Data records:
** start **

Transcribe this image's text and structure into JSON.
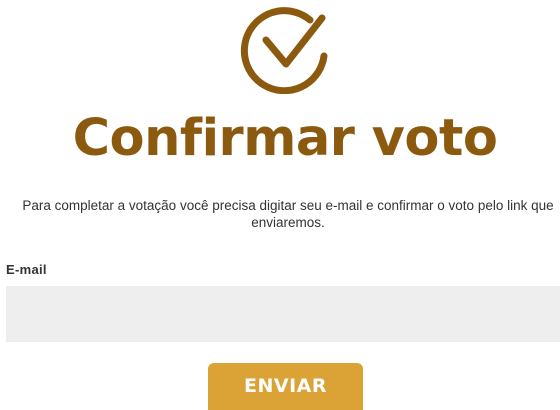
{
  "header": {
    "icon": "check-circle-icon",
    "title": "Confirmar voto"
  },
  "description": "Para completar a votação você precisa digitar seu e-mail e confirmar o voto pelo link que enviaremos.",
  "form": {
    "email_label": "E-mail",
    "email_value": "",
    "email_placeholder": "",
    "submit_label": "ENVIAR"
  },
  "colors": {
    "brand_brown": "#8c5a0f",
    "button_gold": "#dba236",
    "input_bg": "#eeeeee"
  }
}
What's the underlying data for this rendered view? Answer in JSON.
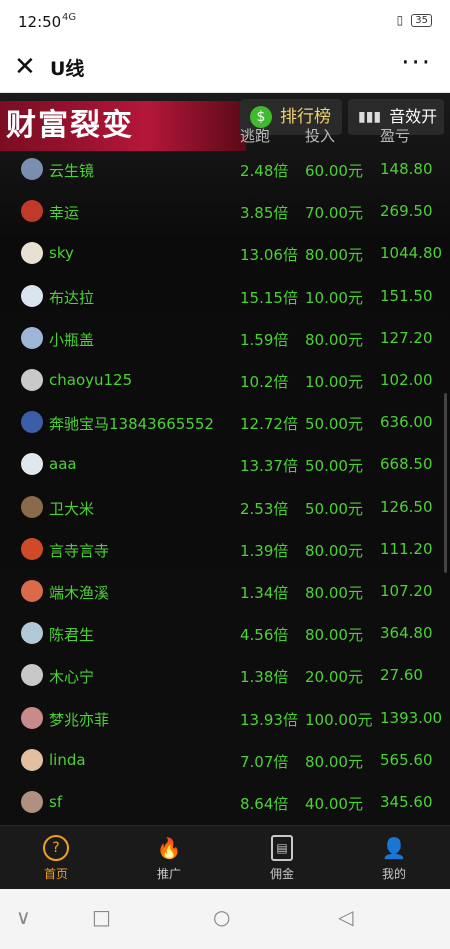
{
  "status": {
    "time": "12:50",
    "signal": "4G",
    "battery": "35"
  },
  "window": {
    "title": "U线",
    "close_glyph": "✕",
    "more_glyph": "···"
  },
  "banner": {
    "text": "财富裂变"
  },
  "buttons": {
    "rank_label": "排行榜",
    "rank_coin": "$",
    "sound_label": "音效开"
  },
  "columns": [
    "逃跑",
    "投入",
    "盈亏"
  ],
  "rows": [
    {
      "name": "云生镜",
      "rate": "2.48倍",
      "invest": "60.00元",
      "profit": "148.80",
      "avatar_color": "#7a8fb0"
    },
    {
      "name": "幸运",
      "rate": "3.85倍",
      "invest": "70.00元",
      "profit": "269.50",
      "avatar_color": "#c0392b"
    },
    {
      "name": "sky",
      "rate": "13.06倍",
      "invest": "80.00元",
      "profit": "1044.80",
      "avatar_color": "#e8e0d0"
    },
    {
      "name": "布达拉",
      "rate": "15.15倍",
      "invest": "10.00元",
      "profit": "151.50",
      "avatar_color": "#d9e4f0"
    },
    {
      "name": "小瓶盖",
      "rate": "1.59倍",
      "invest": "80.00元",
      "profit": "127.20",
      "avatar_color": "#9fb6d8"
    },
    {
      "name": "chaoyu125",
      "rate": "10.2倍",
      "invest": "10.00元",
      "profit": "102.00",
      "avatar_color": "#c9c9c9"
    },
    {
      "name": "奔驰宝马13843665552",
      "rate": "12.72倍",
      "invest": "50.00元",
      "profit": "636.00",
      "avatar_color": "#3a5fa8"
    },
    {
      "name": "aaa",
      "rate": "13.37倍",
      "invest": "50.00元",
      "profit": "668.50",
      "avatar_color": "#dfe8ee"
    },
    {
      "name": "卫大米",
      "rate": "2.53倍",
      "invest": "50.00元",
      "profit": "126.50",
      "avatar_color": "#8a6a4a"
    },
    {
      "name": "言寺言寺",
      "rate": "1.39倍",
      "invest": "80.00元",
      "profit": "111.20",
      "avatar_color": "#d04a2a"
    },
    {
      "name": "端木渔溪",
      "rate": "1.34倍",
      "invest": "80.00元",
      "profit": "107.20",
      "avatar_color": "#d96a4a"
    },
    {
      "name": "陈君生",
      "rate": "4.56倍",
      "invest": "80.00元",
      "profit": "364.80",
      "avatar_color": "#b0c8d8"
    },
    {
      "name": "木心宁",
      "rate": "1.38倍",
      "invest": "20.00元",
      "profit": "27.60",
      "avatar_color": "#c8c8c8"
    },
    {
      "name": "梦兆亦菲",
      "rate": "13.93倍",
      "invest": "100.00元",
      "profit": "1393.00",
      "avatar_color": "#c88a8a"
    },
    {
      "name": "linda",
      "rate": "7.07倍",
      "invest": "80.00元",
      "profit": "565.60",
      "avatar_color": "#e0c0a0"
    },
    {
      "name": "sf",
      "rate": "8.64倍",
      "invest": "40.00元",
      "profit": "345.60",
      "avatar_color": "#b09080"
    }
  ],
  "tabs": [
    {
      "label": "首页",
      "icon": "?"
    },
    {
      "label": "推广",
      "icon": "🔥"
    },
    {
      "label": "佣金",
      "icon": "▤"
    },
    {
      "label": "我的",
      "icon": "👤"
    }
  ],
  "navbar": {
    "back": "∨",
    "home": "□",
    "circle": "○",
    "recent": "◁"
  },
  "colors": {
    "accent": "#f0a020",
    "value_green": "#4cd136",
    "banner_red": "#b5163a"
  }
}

** end **

**Prompt**: Give the data above again in full and unchanged, skipping the pictures.

**Complete output**:
Transcribe this image's text and structure into JSON.
{
  "header": {
    "icon": "check-circle-icon",
    "title": "Confirmar voto"
  },
  "description": "Para completar a votação você precisa digitar seu e-mail e confirmar o voto pelo link que enviaremos.",
  "form": {
    "email_label": "E-mail",
    "email_value": "",
    "email_placeholder": "",
    "submit_label": "ENVIAR"
  },
  "colors": {
    "brand_brown": "#8c5a0f",
    "button_gold": "#dba236",
    "input_bg": "#eeeeee"
  }
}
What's the underlying data for this rendered view? Answer in JSON.
{
  "status": {
    "time": "12:50",
    "signal": "4G",
    "battery": "35"
  },
  "window": {
    "title": "U线",
    "close_glyph": "✕",
    "more_glyph": "···"
  },
  "banner": {
    "text": "财富裂变"
  },
  "buttons": {
    "rank_label": "排行榜",
    "rank_coin": "$",
    "sound_label": "音效开"
  },
  "columns": [
    "逃跑",
    "投入",
    "盈亏"
  ],
  "rows": [
    {
      "name": "云生镜",
      "rate": "2.48倍",
      "invest": "60.00元",
      "profit": "148.80",
      "avatar_color": "#7a8fb0"
    },
    {
      "name": "幸运",
      "rate": "3.85倍",
      "invest": "70.00元",
      "profit": "269.50",
      "avatar_color": "#c0392b"
    },
    {
      "name": "sky",
      "rate": "13.06倍",
      "invest": "80.00元",
      "profit": "1044.80",
      "avatar_color": "#e8e0d0"
    },
    {
      "name": "布达拉",
      "rate": "15.15倍",
      "invest": "10.00元",
      "profit": "151.50",
      "avatar_color": "#d9e4f0"
    },
    {
      "name": "小瓶盖",
      "rate": "1.59倍",
      "invest": "80.00元",
      "profit": "127.20",
      "avatar_color": "#9fb6d8"
    },
    {
      "name": "chaoyu125",
      "rate": "10.2倍",
      "invest": "10.00元",
      "profit": "102.00",
      "avatar_color": "#c9c9c9"
    },
    {
      "name": "奔驰宝马13843665552",
      "rate": "12.72倍",
      "invest": "50.00元",
      "profit": "636.00",
      "avatar_color": "#3a5fa8"
    },
    {
      "name": "aaa",
      "rate": "13.37倍",
      "invest": "50.00元",
      "profit": "668.50",
      "avatar_color": "#dfe8ee"
    },
    {
      "name": "卫大米",
      "rate": "2.53倍",
      "invest": "50.00元",
      "profit": "126.50",
      "avatar_color": "#8a6a4a"
    },
    {
      "name": "言寺言寺",
      "rate": "1.39倍",
      "invest": "80.00元",
      "profit": "111.20",
      "avatar_color": "#d04a2a"
    },
    {
      "name": "端木渔溪",
      "rate": "1.34倍",
      "invest": "80.00元",
      "profit": "107.20",
      "avatar_color": "#d96a4a"
    },
    {
      "name": "陈君生",
      "rate": "4.56倍",
      "invest": "80.00元",
      "profit": "364.80",
      "avatar_color": "#b0c8d8"
    },
    {
      "name": "木心宁",
      "rate": "1.38倍",
      "invest": "20.00元",
      "profit": "27.60",
      "avatar_color": "#c8c8c8"
    },
    {
      "name": "梦兆亦菲",
      "rate": "13.93倍",
      "invest": "100.00元",
      "profit": "1393.00",
      "avatar_color": "#c88a8a"
    },
    {
      "name": "linda",
      "rate": "7.07倍",
      "invest": "80.00元",
      "profit": "565.60",
      "avatar_color": "#e0c0a0"
    },
    {
      "name": "sf",
      "rate": "8.64倍",
      "invest": "40.00元",
      "profit": "345.60",
      "avatar_color": "#b09080"
    }
  ],
  "tabs": [
    {
      "label": "首页",
      "icon": "?"
    },
    {
      "label": "推广",
      "icon": "🔥"
    },
    {
      "label": "佣金",
      "icon": "▤"
    },
    {
      "label": "我的",
      "icon": "👤"
    }
  ],
  "navbar": {
    "back": "∨",
    "home": "□",
    "circle": "○",
    "recent": "◁"
  },
  "colors": {
    "accent": "#f0a020",
    "value_green": "#4cd136",
    "banner_red": "#b5163a"
  }
}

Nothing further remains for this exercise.